------ EXTRAIT DU DOCUMENT ------

La commission a adopté ce projet de loi en raison de l’inflexion qu’il vient enfin apporter (remontée en puissance des moyens après des années d’attrition) et sur la base de ses intentions, qui sont bonnes (moyens à « hauteur d’homme », restauration d’un potentiel usé, intégration de l’innovation). Lucide toutefois sur les fragilités, les lacunes et les paris de cette programmation militaire, la commission considère que l’enjeu en sera sa bonne application. Le rôle du Parlement, et du Sénat en particulier, sera essentiel pour le contrôler.


La commission a modifié le texte pour sécuriser les ressources des armées, renforcer un volet « immobilier » insuffisant, rendre plus agiles les processus d’acquisition des équipements pour mieux intégrer l’innovation, mieux protéger les droits des pensionnés et victimes de guerre, et renforcer les pouvoirs parlementaires de contrôle de l’exécution de la programmation.

 

Le constat : une programmation bien orientée mais souffrant de fragilités et reposant sur des paris.

 

Vu l’intensité des menaces mises en avant par la revue stratégique (États faillis, terrorisme, retour des menaces de la force, instabilité au Moyen-Orient) c’était une évidence : les moyens des armées devaient remonter. Les intentions de la LPM sont bonnes : elle marque la fin de l’attrition, des régiments qui ferment, des dizaines de milliers d’emplois supprimés (50 000 en 10 ans), la fin de décennies d’éreintement, faites de sous-investissement et de surengagement opérationnel. Elle porte une vision d’autonomie stratégique, autour d’un modèle complet d’armée, maintenant la capacité à entrer en premier, que partage votre commission.

 

La commission souscrit aux priorités affichées : amélioration de la condition du soldat et des familles ; préparation de l’avenir, avec des renouvellements d’équipements et la modernisation des deux composantes de la dissuasion nucléaire.

 

En particulier, 50 % des nouveaux blindés médians de l’armée de Terre seront livrés d’ici 2025, la Marine nationale bénéficiera de nouveaux sous-marins nucléaires d’attaque BARRACUDA, de FREMM et de FTI (respectivement 4, 8 et 2 livrés d'ici 2025). L’armée de l’Air bénéficiera de nouveaux avions ravitailleurs, de drones et d’avions de chasse nouveaux (28 Rafale) ou rénovés (55 M2000 D). Le nombre d’avions ravitailleurs et de transport stratégique est porté de 12 à 15 appareils d’ici 2025 et une livraison des douze premiers exemplaires sera achevée dès 2023. La cible de patrouilleurs de la Marine nationale est portée de 17 à 19, dont 11 livrés d’ici 2025. Le remplacement des bâtiments de ravitaillement à la mer à « simple coque » sera accéléré de deux ans et 32 canons CAESAR seront livrés avant la fin de la LPM.

 

La commission estime toutefois que cette programmation souffre de réelles fragilités.

------ DONNÉES FOURNIES ------

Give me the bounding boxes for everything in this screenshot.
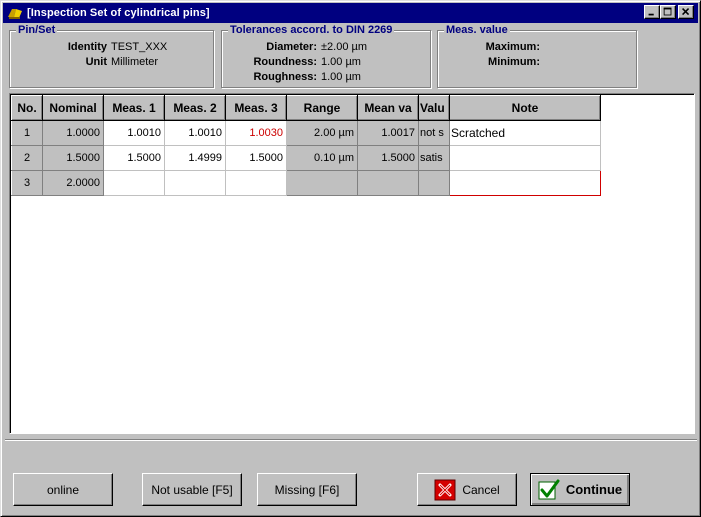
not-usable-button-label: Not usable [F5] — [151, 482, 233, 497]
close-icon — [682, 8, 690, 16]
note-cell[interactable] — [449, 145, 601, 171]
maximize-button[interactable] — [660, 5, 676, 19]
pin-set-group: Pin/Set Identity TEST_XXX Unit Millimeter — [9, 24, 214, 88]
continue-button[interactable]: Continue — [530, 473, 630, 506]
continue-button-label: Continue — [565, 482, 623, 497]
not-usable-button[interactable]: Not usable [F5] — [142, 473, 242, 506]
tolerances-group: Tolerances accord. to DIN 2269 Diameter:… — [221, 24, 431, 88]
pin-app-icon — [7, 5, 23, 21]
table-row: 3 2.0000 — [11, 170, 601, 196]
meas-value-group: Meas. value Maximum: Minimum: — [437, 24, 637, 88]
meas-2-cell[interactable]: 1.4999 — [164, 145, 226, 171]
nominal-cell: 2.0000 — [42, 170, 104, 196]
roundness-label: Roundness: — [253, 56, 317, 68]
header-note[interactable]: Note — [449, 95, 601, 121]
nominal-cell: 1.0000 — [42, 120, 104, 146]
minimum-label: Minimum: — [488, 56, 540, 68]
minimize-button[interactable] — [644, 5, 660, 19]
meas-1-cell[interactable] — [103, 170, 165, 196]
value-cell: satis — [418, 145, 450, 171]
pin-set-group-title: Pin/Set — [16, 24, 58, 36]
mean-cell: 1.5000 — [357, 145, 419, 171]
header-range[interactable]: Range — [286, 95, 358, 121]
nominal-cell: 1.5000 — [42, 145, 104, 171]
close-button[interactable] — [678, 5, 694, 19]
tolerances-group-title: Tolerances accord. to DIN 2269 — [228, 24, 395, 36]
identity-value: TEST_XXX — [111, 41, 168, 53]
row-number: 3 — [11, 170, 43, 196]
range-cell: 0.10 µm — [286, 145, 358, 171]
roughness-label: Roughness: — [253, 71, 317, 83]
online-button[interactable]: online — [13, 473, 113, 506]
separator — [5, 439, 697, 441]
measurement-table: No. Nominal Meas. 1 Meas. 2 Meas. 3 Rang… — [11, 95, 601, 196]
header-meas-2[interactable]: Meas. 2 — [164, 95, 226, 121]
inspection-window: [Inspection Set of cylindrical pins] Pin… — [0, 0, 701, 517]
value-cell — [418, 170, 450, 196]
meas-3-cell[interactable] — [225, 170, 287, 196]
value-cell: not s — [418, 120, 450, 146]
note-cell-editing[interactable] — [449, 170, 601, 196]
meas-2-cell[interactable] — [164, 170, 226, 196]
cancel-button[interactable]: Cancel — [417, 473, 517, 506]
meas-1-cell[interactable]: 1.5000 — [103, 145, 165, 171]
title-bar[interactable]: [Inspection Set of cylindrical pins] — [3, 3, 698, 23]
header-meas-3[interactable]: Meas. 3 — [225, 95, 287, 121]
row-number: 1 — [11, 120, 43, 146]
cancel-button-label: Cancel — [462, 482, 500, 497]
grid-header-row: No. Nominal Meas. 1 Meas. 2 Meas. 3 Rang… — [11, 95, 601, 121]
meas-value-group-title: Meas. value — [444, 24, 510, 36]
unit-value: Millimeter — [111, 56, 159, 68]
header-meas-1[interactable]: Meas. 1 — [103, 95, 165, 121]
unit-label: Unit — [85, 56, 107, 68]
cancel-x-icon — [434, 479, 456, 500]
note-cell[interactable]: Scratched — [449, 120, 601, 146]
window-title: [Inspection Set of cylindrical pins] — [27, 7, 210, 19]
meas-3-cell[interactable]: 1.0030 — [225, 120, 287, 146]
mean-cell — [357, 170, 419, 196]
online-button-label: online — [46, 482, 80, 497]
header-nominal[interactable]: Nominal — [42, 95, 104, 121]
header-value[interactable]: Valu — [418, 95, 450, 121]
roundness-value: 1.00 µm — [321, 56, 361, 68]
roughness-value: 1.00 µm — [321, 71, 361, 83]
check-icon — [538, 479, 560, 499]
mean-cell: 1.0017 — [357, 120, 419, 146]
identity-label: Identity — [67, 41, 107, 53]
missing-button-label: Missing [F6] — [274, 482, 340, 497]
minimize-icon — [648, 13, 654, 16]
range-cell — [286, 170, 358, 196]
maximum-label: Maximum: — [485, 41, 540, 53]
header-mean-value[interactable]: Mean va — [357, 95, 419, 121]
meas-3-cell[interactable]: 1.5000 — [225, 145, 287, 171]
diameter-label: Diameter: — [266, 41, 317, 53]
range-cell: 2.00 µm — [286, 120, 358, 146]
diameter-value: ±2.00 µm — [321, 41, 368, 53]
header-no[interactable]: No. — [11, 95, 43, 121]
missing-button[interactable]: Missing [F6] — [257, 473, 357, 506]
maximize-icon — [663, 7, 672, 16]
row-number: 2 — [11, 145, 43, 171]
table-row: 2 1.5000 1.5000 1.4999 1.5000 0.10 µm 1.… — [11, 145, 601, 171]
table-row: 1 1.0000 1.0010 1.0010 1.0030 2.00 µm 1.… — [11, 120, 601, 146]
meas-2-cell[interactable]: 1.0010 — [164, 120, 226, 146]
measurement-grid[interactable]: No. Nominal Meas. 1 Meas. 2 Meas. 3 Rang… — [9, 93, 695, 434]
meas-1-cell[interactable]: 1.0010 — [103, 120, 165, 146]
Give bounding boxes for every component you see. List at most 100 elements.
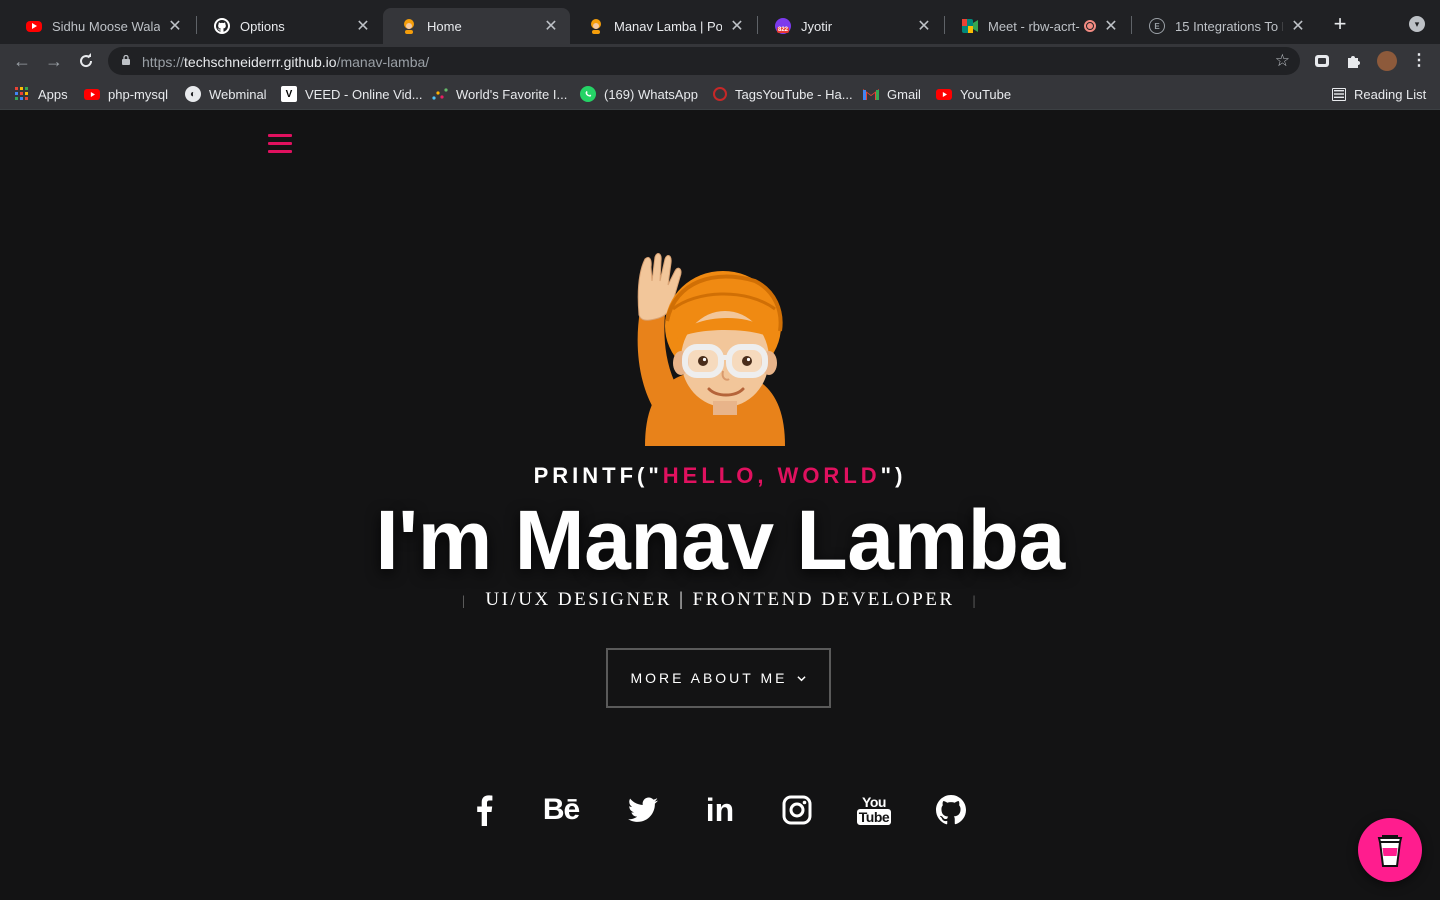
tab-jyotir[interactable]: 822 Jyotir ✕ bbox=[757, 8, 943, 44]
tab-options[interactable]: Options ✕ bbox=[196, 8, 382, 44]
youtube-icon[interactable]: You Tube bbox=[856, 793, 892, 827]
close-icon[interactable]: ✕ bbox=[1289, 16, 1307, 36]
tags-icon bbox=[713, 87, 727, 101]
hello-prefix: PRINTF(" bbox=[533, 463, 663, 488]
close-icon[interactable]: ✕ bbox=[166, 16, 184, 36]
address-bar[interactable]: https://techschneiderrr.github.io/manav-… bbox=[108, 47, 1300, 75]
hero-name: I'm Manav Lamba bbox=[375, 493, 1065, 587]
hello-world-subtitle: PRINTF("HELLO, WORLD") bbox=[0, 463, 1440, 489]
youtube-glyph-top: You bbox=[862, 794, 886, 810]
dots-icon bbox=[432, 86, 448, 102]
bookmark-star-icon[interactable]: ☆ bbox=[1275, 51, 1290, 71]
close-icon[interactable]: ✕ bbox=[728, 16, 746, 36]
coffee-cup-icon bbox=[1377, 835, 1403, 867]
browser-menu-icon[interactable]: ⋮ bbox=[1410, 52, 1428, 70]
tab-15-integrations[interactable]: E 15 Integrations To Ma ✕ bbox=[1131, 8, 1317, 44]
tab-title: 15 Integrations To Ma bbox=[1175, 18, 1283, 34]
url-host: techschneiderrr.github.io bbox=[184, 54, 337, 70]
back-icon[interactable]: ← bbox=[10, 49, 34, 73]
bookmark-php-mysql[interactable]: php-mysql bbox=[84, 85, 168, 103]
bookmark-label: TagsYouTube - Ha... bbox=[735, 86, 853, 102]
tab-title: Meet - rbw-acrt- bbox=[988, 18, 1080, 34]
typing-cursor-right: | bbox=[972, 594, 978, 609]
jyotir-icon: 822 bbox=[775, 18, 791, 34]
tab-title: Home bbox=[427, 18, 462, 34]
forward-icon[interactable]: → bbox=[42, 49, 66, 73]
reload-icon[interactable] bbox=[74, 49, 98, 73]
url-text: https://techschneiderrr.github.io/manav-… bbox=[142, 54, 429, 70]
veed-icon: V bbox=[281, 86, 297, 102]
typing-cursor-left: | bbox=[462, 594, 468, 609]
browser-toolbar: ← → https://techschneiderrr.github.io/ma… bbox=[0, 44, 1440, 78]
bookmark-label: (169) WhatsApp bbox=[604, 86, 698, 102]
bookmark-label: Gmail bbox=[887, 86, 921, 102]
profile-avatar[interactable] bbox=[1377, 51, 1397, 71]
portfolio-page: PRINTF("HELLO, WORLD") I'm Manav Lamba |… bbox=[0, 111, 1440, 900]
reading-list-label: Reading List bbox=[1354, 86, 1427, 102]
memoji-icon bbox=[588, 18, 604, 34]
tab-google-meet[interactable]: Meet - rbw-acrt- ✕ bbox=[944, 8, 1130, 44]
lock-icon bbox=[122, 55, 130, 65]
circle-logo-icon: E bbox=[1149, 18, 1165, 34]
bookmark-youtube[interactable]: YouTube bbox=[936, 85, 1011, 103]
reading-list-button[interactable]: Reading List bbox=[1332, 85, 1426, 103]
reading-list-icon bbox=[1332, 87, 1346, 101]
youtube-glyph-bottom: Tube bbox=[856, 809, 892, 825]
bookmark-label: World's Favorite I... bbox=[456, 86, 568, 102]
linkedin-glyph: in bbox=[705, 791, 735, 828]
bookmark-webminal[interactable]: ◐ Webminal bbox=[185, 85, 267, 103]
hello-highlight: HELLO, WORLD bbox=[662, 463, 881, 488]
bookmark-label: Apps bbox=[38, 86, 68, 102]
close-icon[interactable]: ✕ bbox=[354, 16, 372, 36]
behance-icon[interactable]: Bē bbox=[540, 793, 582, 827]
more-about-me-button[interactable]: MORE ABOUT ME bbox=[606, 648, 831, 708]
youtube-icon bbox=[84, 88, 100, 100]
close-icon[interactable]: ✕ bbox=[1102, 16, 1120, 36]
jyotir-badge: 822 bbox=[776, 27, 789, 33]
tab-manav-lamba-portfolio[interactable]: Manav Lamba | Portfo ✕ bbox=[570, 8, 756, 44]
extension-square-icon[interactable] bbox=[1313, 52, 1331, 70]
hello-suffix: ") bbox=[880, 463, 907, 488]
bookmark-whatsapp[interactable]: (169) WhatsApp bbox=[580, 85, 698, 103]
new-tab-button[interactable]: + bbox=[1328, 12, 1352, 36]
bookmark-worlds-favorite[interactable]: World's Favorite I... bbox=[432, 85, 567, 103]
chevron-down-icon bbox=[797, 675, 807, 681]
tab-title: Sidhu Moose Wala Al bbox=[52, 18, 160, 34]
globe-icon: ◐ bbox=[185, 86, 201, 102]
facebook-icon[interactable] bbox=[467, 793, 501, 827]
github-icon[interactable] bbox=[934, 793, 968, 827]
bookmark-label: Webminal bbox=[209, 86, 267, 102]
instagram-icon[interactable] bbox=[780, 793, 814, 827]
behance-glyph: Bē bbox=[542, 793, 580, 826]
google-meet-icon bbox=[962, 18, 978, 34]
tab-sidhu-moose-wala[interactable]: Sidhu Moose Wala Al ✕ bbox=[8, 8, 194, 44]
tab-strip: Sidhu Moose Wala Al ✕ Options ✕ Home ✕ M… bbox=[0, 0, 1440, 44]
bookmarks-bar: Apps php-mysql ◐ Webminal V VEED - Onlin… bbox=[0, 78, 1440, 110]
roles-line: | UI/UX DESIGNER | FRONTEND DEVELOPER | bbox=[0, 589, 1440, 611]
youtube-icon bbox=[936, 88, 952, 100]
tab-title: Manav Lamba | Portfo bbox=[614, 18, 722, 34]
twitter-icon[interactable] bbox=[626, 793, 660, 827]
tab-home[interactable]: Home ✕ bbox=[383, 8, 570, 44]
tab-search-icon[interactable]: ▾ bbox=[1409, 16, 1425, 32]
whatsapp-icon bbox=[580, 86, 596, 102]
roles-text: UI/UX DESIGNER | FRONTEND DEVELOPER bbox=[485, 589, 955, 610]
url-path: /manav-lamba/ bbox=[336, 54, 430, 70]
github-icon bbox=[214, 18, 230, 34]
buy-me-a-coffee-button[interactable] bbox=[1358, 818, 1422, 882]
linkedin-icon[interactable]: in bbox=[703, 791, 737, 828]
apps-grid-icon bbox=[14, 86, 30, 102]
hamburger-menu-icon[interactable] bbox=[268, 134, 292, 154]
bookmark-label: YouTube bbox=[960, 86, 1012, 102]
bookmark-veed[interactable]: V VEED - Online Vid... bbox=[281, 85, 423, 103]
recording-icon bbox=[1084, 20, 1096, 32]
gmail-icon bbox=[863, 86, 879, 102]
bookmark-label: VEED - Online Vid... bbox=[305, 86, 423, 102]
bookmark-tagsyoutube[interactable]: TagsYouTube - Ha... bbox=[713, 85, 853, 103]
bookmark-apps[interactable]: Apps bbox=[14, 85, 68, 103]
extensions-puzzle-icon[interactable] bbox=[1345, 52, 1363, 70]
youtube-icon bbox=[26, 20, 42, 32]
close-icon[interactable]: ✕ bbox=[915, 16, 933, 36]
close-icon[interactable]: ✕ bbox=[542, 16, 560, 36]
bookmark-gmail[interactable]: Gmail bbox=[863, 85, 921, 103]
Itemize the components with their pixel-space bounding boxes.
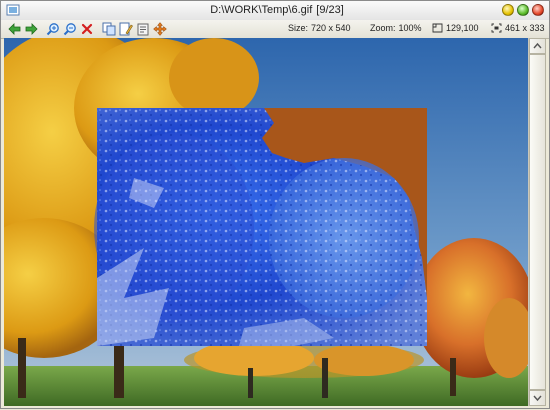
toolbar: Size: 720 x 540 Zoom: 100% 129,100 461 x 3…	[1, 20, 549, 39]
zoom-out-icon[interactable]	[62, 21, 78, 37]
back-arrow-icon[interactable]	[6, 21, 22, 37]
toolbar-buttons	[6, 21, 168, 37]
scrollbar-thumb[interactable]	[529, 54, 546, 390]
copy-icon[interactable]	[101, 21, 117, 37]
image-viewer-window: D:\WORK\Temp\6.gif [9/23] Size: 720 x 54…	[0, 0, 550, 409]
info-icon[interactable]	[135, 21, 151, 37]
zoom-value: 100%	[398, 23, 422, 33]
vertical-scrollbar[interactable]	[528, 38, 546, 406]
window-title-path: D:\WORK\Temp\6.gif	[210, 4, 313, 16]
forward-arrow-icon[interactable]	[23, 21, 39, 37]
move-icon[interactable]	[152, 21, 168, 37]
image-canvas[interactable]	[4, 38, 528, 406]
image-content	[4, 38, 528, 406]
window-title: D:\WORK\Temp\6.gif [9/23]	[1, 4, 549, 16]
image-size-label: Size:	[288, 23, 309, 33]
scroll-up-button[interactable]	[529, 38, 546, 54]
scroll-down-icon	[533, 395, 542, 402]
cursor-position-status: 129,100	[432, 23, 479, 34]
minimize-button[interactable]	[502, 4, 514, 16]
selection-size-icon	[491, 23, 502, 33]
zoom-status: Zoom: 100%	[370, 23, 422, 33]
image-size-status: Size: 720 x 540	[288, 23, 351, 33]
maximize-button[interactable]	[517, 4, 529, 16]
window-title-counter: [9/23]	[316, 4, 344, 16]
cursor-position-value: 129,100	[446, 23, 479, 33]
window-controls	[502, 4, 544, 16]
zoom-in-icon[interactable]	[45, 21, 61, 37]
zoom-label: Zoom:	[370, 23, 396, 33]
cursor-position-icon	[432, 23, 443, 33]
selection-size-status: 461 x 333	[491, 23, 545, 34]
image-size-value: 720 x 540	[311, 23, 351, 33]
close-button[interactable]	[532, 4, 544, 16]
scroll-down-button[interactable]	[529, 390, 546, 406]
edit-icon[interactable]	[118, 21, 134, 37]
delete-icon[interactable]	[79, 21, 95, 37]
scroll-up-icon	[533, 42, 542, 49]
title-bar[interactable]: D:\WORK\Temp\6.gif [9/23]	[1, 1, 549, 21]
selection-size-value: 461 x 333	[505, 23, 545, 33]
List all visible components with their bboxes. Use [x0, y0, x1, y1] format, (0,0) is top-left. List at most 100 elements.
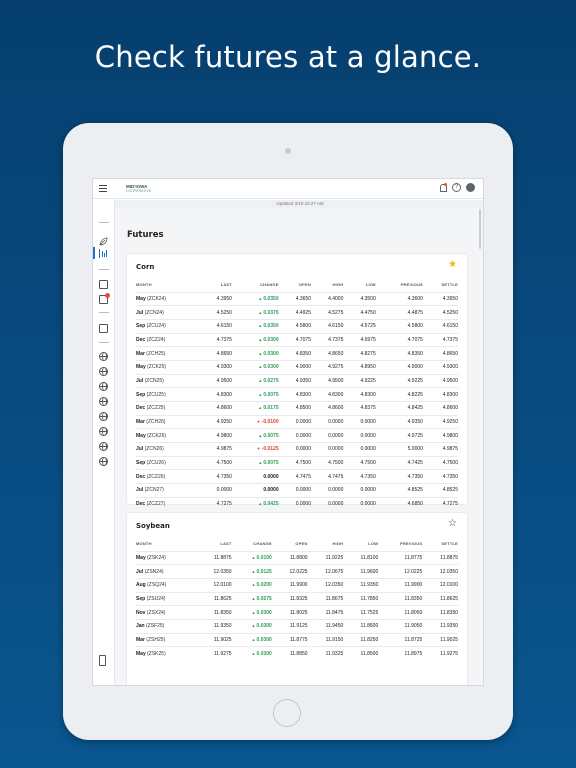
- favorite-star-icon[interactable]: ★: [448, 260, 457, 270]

------

CONSIGNE:
Répondez aux questions suivantes à partir de l'extrait, une réponse par ligne.
(a) Combien d'emplois ont été supprimés en 10 ans dans les armées ?
(b) Selon les modifications apportées au texte par la commission, quels droits doivent être mieux protégés ?
(c) À combien la cible de patrouilleurs de la Marine nationale est-elle portée ?

RÉPONSE RÉDIGÉE:
(a) 50 000 emplois.
(b) Les droits des pensionnés et victimes de guerre.
(c) À 19 patrouilleurs, contre 17 auparavant.